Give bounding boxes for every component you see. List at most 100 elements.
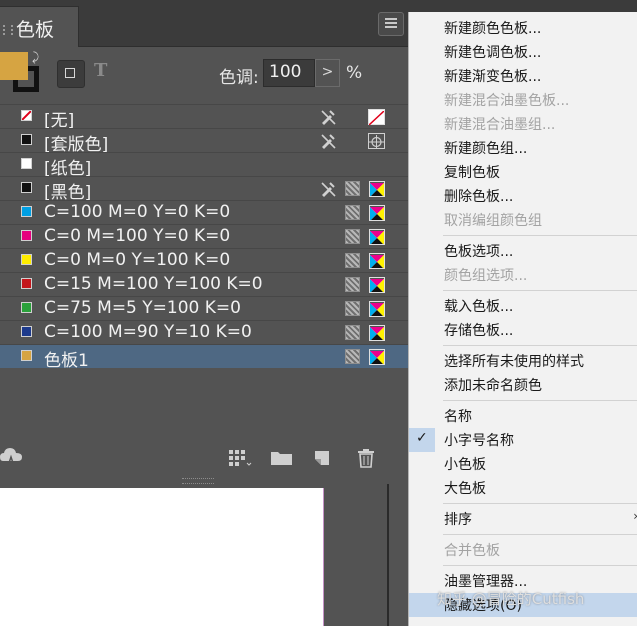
swatch-row[interactable]: C=100 M=90 Y=10 K=0 <box>0 320 408 344</box>
trash-icon[interactable] <box>356 448 376 472</box>
cmyk-mode-icon <box>369 181 385 197</box>
menu-item-label: 小色板 <box>444 457 486 473</box>
swatch-name: C=100 M=90 Y=10 K=0 <box>44 322 252 342</box>
registration-icon <box>368 133 385 149</box>
swatch-row[interactable]: [套版色] <box>0 128 408 155</box>
tint-label: 色调: <box>219 68 259 88</box>
tab-swatches-label: 色板 <box>16 19 55 41</box>
swatch-row[interactable]: C=75 M=5 Y=100 K=0 <box>0 296 408 320</box>
swatch-name: C=0 M=100 Y=0 K=0 <box>44 226 231 246</box>
tint-input[interactable]: 100 <box>263 59 315 87</box>
panel-bottom-bar <box>0 440 408 476</box>
tab-grip[interactable] <box>3 25 13 35</box>
menu-separator <box>443 235 637 236</box>
process-color-icon <box>345 229 360 244</box>
menu-item: 新建混合油墨组... <box>409 112 637 136</box>
no-edit-icon <box>320 109 337 125</box>
menu-item-label: 大色板 <box>444 481 486 497</box>
menu-item-label: 小字号名称 <box>444 433 514 449</box>
swatch-row[interactable]: C=100 M=0 Y=0 K=0 <box>0 200 408 224</box>
swatch-chip <box>21 350 32 361</box>
swatches-panel: 色板 ⤸ T 色调: 100 > % [无] [套版色] [纸色] [黑色] C=100… <box>0 0 408 484</box>
process-color-icon <box>345 301 360 316</box>
menu-separator <box>443 290 637 291</box>
swatch-row[interactable]: [黑色] <box>0 176 408 203</box>
menu-item[interactable]: 添加未命名颜色 <box>409 373 637 397</box>
menu-item[interactable]: 大色板 <box>409 476 637 500</box>
menu-separator <box>443 503 637 504</box>
swatch-row[interactable]: C=0 M=100 Y=0 K=0 <box>0 224 408 248</box>
swatch-name: 色板1 <box>44 351 89 371</box>
none-swatch-icon <box>368 109 385 126</box>
process-color-icon <box>345 349 360 364</box>
swatch-chip <box>21 326 32 337</box>
swatch-row[interactable]: C=0 M=0 Y=100 K=0 <box>0 248 408 272</box>
cmyk-mode-icon <box>369 301 385 317</box>
menu-item[interactable]: 新建颜色色板... <box>409 16 637 40</box>
submenu-arrow-icon: › <box>633 509 637 523</box>
swatch-chip <box>21 230 32 241</box>
container-icon <box>65 68 75 78</box>
menu-separator <box>443 534 637 535</box>
panel-flyout-menu: 新建颜色色板... 新建色调色板... 新建渐变色板... 新建混合油墨色板... 新建… <box>408 12 637 626</box>
menu-item-label: 添加未命名颜色 <box>444 378 542 394</box>
menu-item[interactable]: 新建渐变色板... <box>409 64 637 88</box>
hamburger-icon <box>385 18 397 20</box>
swatch-chip <box>21 158 32 169</box>
tint-unit: % <box>346 63 363 83</box>
swatch-row[interactable]: [纸色] <box>0 152 408 179</box>
menu-item[interactable]: 复制色板 <box>409 160 637 184</box>
document-page[interactable] <box>0 488 324 626</box>
menu-item[interactable]: 删除色板... <box>409 184 637 208</box>
menu-item: 合并色板 <box>409 538 637 562</box>
menu-item[interactable]: 载入色板... <box>409 294 637 318</box>
menu-item-label: 新建混合油墨组... <box>444 117 556 133</box>
menu-item[interactable]: 新建色调色板... <box>409 40 637 64</box>
hamburger-icon-bar <box>385 26 397 28</box>
pasteboard-divider <box>387 484 389 626</box>
menu-item-label: 删除色板... <box>444 189 514 205</box>
swatch-row[interactable]: [无] <box>0 104 408 131</box>
swatch-name: C=75 M=5 Y=100 K=0 <box>44 298 241 318</box>
process-color-icon <box>345 205 360 220</box>
menu-item: 取消编组颜色组 <box>409 208 637 232</box>
swatch-controls: ⤸ T 色调: 100 > % <box>0 46 408 104</box>
menu-item-label: 存储色板... <box>444 323 514 339</box>
tab-swatches[interactable]: 色板 <box>0 6 79 47</box>
show-swatch-kinds-icon[interactable] <box>228 448 252 472</box>
folder-icon[interactable] <box>270 448 294 472</box>
menu-item-label: 合并色板 <box>444 543 500 559</box>
menu-item[interactable]: 小色板 <box>409 452 637 476</box>
menu-item[interactable]: 新建颜色组... <box>409 136 637 160</box>
menu-item-label: 选择所有未使用的样式 <box>444 354 584 370</box>
menu-item-label: 颜色组选项... <box>444 268 528 284</box>
menu-separator <box>443 400 637 401</box>
menu-item[interactable]: 选择所有未使用的样式 <box>409 349 637 373</box>
swatch-row[interactable]: 色板1 <box>0 344 408 371</box>
checkmark-icon: ✓ <box>416 430 428 446</box>
swatch-row[interactable]: C=15 M=100 Y=100 K=0 <box>0 272 408 296</box>
new-swatch-icon[interactable] <box>312 448 332 472</box>
menu-item[interactable]: ✓ 小字号名称 <box>409 428 637 452</box>
fill-swatch[interactable] <box>0 52 28 80</box>
menu-item[interactable]: 名称 <box>409 404 637 428</box>
panel-menu-button[interactable] <box>378 12 404 36</box>
menu-item-label: 新建渐变色板... <box>444 69 542 85</box>
menu-item[interactable]: 存储色板... <box>409 318 637 342</box>
cc-libraries-icon[interactable] <box>0 446 26 470</box>
formatting-container-button[interactable] <box>57 60 85 88</box>
menu-item-label: 新建颜色组... <box>444 141 528 157</box>
formatting-text-icon[interactable]: T <box>94 60 107 81</box>
process-color-icon <box>345 325 360 340</box>
menu-item-label: 取消编组颜色组 <box>444 213 542 229</box>
swap-fill-stroke-icon[interactable]: ⤸ <box>32 50 39 65</box>
right-panel-strip <box>408 0 637 12</box>
cmyk-mode-icon <box>369 277 385 293</box>
menu-item[interactable]: 排序 › <box>409 507 637 531</box>
tint-stepper-button[interactable]: > <box>315 59 340 87</box>
menu-item-label: 新建色调色板... <box>444 45 542 61</box>
menu-item[interactable]: 色板选项... <box>409 239 637 263</box>
menu-separator <box>443 565 637 566</box>
hamburger-icon-bar <box>385 22 397 24</box>
cmyk-mode-icon <box>369 325 385 341</box>
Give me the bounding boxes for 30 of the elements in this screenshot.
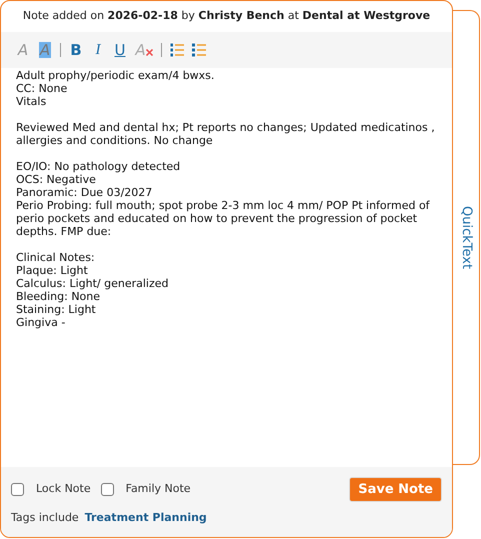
checkbox[interactable]	[100, 483, 114, 496]
quicktext-tab[interactable]: QuickText	[453, 10, 480, 465]
font-color-button[interactable]: A	[13, 40, 33, 60]
note-line: Reviewed Med and dental hx; Pt reports no changes; Updated medicatinos , allergies and conditions. No change	[16, 121, 436, 147]
save-note-button[interactable]: Save Note	[349, 477, 442, 502]
checkbox[interactable]	[11, 483, 24, 496]
note-line: Perio Probing: full mouth; spot probe 2-3 mm loc 4 mm/ POP Pt informed of perio pockets and educated on how to prevent the progression of pocket depths. FMP due:	[16, 199, 431, 238]
italic-button[interactable]: I	[88, 40, 108, 60]
note-line: Clinical Notes:	[16, 251, 96, 264]
numbered-list-icon	[170, 43, 184, 57]
note-line: Adult prophy/periodic exam/4 bwxs.	[16, 69, 216, 82]
note-line: OCS: Negative	[16, 173, 97, 186]
checkbox-label: Lock Note	[36, 481, 91, 498]
note-header: Note added on 2026-02-18 by Christy Bench at Dental at Westgrove	[22, 8, 430, 24]
tags-label: Tags include	[11, 510, 79, 526]
note-line: Staining: Light	[16, 303, 97, 316]
bullet-list-icon	[192, 43, 206, 57]
bold-button[interactable]: B	[66, 40, 86, 60]
clear-x-icon	[146, 49, 153, 56]
note-line: Calculus: Light/ generalized	[16, 277, 170, 290]
note-line: Panoramic: Due 03/2027	[16, 186, 154, 199]
note-line: Gingiva -	[16, 316, 66, 329]
note-line: CC: None	[16, 82, 68, 95]
note-line: Bleeding: None	[16, 290, 102, 303]
note-line: Vitals	[16, 95, 48, 108]
note-line: EO/IO: No pathology detected	[16, 160, 182, 173]
underline-button[interactable]: U	[110, 40, 130, 60]
checkbox-label: Family Note	[126, 481, 191, 498]
note-line: Plaque: Light	[16, 264, 89, 277]
tag-link[interactable]: Treatment Planning	[84, 510, 207, 526]
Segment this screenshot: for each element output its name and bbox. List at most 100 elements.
# # # # #
• What you should do: Print verbatim the part of the entries that opens with the line containing "swatch-row[interactable]: C=100 M=90" and closes with the line containing "menu-item[interactable]: 新建渐变色板... <box>409", both included.

• Response to this exercise:
swatch-row[interactable]: C=100 M=90 Y=10 K=0 <box>0 320 408 344</box>
trash-icon[interactable] <box>356 448 376 472</box>
cmyk-mode-icon <box>369 181 385 197</box>
menu-item-label: 小色板 <box>444 457 486 473</box>
swatch-name: C=100 M=90 Y=10 K=0 <box>44 322 252 342</box>
registration-icon <box>368 133 385 149</box>
swatch-row[interactable]: [套版色] <box>0 128 408 155</box>
tint-label: 色调: <box>219 68 259 88</box>
tab-swatches-label: 色板 <box>16 19 55 41</box>
swatch-row[interactable]: C=75 M=5 Y=100 K=0 <box>0 296 408 320</box>
swatch-name: C=0 M=100 Y=0 K=0 <box>44 226 231 246</box>
tint-input[interactable]: 100 <box>263 59 315 87</box>
panel-bottom-bar <box>0 440 408 476</box>
tab-grip[interactable] <box>3 25 13 35</box>
menu-separator <box>443 235 637 236</box>
process-color-icon <box>345 229 360 244</box>
menu-item: 新建混合油墨组... <box>409 112 637 136</box>
no-edit-icon <box>320 109 337 125</box>
menu-item-label: 大色板 <box>444 481 486 497</box>
menu-item-label: 小字号名称 <box>444 433 514 449</box>
swatch-row[interactable]: C=100 M=0 Y=0 K=0 <box>0 200 408 224</box>
swatch-chip <box>21 350 32 361</box>
swatches-panel: 色板 ⤸ T 色调: 100 > % [无] [套版色] [纸色] [黑色] C=100… <box>0 0 408 484</box>
process-color-icon <box>345 301 360 316</box>
menu-separator <box>443 290 637 291</box>
swatch-row[interactable]: [黑色] <box>0 176 408 203</box>
menu-item[interactable]: 添加未命名颜色 <box>409 373 637 397</box>
menu-item[interactable]: 大色板 <box>409 476 637 500</box>
menu-separator <box>443 503 637 504</box>
swatch-row[interactable]: C=0 M=100 Y=0 K=0 <box>0 224 408 248</box>
swatch-name: 色板1 <box>44 351 89 371</box>
none-swatch-icon <box>368 109 385 126</box>
process-color-icon <box>345 349 360 364</box>
swatch-chip <box>21 326 32 337</box>
swatch-row[interactable]: C=0 M=0 Y=100 K=0 <box>0 248 408 272</box>
cmyk-mode-icon <box>369 301 385 317</box>
menu-item[interactable]: 新建颜色色板... <box>409 16 637 40</box>
submenu-arrow-icon: › <box>633 509 637 523</box>
swatch-chip <box>21 230 32 241</box>
container-icon <box>65 68 75 78</box>
menu-separator <box>443 534 637 535</box>
panel-flyout-menu: 新建颜色色板... 新建色调色板... 新建渐变色板... 新建混合油墨色板... 新建… <box>408 12 637 626</box>
menu-item-label: 添加未命名颜色 <box>444 378 542 394</box>
menu-item[interactable]: 新建渐变色板... <box>409 64 637 88</box>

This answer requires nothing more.